TRECHO CITADO:
= = = = =

Confira a programação completa, escolha suas sessões e venha celebrar o legado vivo de Zezé Motta no Cinema Sesc! A entrada é gratuita e aberta ao público. Retire o seu ingresso na portaria do Sesc Deodoro.


PROGRAMAÇÃO

11 de AGOSTO (terça-feira)
12h
DONA BEATRIZ ÑSÎMBA VITA
Dir.: Catapreta / 20 min / Ficção / Livre Uma mulher determinada a cumprir a missão divina de criar seu próprio povo, usando uma habilidade peculiar de produzir clones de si mesma. Livremente inspirado na história da heroína congolesa Kimpa Vita.

TODAS AS ESTRADAS DE TERRA TÊM GOSTO DE SAL
Dir.: Raven Jackson / 93 min / Ficção, Drama / 12 anos Uma jovem no Mississippi, Estados Unidos, atinge a maioridade. A sua jornada pela vida é um conto lírico de amor, tristeza, amizade, corações partidos e tudo o mais que faz parte da vida.

19h
Retrospectiva Brasil: Zezé Motta

ZEZÉ MOTTA, LA FEMME ENCHANTÉE
Dir.: Ariel de Bigault, 56min, 14 anos O documentário retrata a vida e obra da atriz Zezé Motta. Uma artista de múltiplas facetas e uma personalidade excepcional que atravessa o cinema, a música e a cultura brasileira. Bate- Papo Especial. Atrizes convidadas: Brena Maria e Lúcia Gato. Mediação: Amanda Drumont.

12 de AGOSTO (quarta-feira)

= = = = =

CONJUNTO DE TAREFAS:
• A. Responda com base na programação do Cinema Sesc:
(i) Onde o público deve retirar o ingresso?
(ii) Qual é a duração de "Todas as estradas de terra têm gosto de sal"?
(iii) Quem faz a mediação do bate-papo da sessão de "Zezé Motta, la femme enchantée"?
• B. Passe para o inglês esta frase da programação do Cinema Sesc: "A entrada é gratuita e aberta ao público."
• C. Reproduza sem alterações o trecho da programação do Cinema Sesc que começa em "TODAS AS ESTRADAS" e termina em "Mediação: Amanda Drumont.".

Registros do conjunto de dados

= = = = =

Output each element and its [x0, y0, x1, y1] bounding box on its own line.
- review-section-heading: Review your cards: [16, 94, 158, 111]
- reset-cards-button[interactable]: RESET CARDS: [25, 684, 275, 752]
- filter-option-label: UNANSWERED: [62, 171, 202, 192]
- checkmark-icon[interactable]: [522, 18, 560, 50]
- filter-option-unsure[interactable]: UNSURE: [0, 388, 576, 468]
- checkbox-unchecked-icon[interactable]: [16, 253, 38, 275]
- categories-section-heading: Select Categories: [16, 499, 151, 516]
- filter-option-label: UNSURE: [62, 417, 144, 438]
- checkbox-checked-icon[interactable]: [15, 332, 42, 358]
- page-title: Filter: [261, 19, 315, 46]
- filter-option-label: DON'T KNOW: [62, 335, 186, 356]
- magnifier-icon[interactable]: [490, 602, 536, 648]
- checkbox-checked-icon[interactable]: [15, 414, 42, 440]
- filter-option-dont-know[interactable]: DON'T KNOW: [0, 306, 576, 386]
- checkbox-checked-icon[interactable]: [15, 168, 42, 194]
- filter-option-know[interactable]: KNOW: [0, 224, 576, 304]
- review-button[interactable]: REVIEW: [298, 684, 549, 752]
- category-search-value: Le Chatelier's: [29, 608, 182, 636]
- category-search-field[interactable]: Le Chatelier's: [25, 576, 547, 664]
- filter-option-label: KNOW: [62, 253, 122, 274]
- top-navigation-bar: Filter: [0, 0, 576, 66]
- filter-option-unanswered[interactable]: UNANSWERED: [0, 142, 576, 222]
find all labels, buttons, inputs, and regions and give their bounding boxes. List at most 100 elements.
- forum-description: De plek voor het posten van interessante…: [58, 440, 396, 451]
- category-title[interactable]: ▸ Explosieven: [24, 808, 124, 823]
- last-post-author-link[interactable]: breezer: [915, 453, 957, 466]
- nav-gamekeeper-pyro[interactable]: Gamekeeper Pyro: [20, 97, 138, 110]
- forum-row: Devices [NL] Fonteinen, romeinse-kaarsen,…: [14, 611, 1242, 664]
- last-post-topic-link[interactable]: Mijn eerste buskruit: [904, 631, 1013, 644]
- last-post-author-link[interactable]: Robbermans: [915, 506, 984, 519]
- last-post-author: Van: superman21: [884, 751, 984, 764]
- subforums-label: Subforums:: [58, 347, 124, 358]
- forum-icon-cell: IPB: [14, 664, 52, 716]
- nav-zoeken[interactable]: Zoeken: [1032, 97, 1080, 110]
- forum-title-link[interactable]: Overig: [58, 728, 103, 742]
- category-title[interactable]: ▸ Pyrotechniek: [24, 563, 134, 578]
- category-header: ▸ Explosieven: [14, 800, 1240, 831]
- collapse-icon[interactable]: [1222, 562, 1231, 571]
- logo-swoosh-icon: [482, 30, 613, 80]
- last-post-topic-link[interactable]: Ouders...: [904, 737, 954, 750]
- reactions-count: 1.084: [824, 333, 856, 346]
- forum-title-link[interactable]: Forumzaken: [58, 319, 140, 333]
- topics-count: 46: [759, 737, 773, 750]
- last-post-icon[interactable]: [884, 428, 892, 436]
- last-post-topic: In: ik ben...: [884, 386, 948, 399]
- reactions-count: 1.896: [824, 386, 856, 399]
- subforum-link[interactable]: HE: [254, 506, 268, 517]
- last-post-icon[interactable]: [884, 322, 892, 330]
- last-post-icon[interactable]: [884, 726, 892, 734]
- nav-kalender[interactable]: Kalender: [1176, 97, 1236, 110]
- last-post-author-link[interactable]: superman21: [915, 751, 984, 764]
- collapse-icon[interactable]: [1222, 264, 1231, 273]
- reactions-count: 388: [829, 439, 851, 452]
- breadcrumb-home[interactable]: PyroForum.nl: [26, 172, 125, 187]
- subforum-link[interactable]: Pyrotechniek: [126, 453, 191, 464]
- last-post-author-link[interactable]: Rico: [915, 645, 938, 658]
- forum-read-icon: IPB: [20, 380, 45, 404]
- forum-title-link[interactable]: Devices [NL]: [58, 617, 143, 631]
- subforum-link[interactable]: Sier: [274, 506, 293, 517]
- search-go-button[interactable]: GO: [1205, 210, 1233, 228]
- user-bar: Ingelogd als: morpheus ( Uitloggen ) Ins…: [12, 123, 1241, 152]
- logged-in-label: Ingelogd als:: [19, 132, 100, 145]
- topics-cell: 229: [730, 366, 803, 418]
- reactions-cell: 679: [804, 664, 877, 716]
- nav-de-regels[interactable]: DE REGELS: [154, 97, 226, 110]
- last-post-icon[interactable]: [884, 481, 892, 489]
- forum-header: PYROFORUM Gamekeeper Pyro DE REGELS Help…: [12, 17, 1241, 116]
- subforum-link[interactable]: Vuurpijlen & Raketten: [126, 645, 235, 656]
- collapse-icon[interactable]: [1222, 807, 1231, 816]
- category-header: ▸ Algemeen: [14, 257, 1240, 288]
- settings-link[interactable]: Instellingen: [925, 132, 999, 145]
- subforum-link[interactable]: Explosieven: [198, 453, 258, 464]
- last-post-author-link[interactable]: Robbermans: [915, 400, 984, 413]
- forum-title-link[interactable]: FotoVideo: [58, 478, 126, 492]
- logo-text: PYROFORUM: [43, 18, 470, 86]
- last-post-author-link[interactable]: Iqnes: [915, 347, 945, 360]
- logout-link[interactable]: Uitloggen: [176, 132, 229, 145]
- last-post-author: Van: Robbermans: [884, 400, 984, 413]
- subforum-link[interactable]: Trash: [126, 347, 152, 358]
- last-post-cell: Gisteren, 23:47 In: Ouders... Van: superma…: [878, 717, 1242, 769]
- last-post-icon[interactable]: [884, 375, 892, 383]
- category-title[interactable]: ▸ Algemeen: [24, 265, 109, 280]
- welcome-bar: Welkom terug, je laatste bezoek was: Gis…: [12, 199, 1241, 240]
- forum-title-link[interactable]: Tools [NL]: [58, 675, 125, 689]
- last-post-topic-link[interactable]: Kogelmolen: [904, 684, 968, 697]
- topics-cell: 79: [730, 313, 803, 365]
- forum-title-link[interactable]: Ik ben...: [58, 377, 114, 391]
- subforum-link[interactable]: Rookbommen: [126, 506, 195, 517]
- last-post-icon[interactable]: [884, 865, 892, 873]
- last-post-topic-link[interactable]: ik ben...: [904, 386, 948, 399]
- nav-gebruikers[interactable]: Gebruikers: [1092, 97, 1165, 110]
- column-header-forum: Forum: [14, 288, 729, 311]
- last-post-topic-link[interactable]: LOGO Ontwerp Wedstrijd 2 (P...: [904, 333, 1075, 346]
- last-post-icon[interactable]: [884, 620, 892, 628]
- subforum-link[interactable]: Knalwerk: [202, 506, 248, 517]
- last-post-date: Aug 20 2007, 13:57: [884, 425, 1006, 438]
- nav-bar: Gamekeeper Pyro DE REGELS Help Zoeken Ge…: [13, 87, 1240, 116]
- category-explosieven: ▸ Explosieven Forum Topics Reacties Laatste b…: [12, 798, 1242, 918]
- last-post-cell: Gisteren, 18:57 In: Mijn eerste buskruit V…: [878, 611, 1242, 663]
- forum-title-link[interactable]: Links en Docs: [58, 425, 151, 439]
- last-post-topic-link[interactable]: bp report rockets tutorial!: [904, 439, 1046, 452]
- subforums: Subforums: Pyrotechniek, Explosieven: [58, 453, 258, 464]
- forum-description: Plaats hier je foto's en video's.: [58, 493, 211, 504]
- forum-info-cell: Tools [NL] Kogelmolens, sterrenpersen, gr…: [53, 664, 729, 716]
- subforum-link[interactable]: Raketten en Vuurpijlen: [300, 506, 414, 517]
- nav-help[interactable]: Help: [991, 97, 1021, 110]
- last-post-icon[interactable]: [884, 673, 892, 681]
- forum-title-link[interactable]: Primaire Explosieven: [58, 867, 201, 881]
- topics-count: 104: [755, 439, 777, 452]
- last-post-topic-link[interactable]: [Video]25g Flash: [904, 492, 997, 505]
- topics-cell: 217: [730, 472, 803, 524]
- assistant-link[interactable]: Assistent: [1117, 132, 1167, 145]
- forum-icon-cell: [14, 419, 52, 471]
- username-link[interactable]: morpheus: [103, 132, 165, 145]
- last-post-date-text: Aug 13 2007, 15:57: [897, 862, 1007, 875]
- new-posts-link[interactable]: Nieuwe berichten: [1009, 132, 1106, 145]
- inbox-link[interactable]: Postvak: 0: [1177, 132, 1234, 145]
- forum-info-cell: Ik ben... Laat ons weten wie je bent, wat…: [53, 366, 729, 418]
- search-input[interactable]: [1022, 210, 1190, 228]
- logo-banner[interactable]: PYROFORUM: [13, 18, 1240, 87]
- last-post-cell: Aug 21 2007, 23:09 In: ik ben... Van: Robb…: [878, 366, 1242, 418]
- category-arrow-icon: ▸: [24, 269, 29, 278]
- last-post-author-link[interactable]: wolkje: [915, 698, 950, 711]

= = = = =

RESPOSTAS POR TAREFA:
• A.
(i) Na portaria do Sesc Deodoro.
(ii) 93 minutos.
(iii) Amanda Drumont.

• B. Admission is free and open to the public.

• C.
TODAS AS ESTRADAS DE TERRA TÊM GOSTO DE SAL
Dir.: Raven Jackson / 93 min / Ficção, Drama / 12 anos Uma jovem no Mississippi, Estados Unidos, atinge a maioridade. A sua jornada pela vida é um conto lírico de amor, tristeza, amizade, corações partidos e tudo o mais que faz parte da vida.

19h
Retrospectiva Brasil: Zezé Motta

ZEZÉ MOTTA, LA FEMME ENCHANTÉE
Dir.: Ariel de Bigault, 56min, 14 anos O documentário retrata a vida e obra da atriz Zezé Motta. Uma artista de múltiplas facetas e uma personalidade excepcional que atravessa o cinema, a música e a cultura brasileira. Bate- Papo Especial. Atrizes convidadas: Brena Maria e Lúcia Gato. Mediação: Amanda Drumont.